Data entries

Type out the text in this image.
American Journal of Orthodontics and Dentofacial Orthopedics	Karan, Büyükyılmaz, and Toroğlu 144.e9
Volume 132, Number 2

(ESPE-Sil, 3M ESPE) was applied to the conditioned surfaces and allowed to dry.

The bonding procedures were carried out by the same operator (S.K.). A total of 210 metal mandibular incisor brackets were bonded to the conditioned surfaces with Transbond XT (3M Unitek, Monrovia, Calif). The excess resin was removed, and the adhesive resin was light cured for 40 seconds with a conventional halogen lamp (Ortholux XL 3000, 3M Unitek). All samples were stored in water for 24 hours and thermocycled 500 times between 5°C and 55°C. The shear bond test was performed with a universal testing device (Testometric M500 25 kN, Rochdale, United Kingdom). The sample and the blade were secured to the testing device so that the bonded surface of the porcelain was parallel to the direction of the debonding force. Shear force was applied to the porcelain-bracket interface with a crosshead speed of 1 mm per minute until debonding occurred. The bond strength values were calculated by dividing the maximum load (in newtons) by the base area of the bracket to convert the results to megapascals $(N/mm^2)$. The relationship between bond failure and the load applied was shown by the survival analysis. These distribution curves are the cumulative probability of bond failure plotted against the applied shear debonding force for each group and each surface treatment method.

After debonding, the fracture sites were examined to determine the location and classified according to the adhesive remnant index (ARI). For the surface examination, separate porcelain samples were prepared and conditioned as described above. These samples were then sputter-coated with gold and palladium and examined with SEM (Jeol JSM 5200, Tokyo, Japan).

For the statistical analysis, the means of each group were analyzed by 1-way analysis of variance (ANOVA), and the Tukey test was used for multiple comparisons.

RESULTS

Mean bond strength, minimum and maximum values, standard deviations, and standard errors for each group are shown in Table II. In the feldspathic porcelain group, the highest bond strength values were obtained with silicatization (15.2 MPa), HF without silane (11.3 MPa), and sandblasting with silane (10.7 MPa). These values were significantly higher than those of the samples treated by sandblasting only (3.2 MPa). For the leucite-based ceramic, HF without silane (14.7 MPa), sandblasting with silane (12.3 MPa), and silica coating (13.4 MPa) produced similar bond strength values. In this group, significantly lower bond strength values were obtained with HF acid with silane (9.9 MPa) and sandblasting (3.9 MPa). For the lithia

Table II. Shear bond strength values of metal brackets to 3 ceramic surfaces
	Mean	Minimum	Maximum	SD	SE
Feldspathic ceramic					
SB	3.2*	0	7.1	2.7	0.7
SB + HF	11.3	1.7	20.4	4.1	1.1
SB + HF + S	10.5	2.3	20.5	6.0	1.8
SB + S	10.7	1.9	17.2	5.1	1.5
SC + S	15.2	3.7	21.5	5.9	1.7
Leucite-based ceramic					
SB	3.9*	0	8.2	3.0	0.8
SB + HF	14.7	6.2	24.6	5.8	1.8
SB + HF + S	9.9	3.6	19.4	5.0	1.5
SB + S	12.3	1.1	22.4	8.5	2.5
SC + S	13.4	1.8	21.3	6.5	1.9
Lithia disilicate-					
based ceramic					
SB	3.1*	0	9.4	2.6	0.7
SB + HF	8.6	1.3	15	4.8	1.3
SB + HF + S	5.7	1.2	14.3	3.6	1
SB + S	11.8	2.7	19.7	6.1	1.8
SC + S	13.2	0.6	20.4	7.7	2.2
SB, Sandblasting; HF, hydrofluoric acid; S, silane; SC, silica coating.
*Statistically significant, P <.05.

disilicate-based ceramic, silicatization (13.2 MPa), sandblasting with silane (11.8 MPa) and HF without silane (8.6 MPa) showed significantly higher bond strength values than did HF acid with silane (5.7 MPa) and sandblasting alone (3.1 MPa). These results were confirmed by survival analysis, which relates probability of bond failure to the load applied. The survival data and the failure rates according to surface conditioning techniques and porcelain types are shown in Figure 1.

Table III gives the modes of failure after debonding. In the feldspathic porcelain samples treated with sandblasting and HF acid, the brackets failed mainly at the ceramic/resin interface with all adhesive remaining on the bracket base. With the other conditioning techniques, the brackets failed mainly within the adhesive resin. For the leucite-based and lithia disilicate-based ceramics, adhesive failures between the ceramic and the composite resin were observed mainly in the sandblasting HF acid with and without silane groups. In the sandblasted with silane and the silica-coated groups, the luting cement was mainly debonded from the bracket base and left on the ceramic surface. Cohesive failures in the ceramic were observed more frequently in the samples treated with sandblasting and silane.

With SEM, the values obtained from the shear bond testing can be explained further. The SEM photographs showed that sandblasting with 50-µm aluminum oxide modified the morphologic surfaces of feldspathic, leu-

What needs to be done: Copy out the lines that hold "coating".

Reply to the task:
Mean bond strength, minimum and maximum values, standard deviations, and standard errors for each group are shown in Table II. In the feldspathic porcelain group, the highest bond strength values were obtained with silicatization (15.2 MPa), HF without silane (11.3 MPa), and sandblasting with silane (10.7 MPa). These values were significantly higher than those of the samples treated by sandblasting only (3.2 MPa). For the leucite-based ceramic, HF without silane (14.7 MPa), sandblasting with silane (12.3 MPa), and silica coating (13.4 MPa) produced similar bond strength values. In this group, significantly lower bond strength values were obtained with HF acid with silane (9.9 MPa) and sandblasting (3.9 MPa). For the lithia
SB, Sandblasting; HF, hydrofluoric acid; S, silane; SC, silica coating.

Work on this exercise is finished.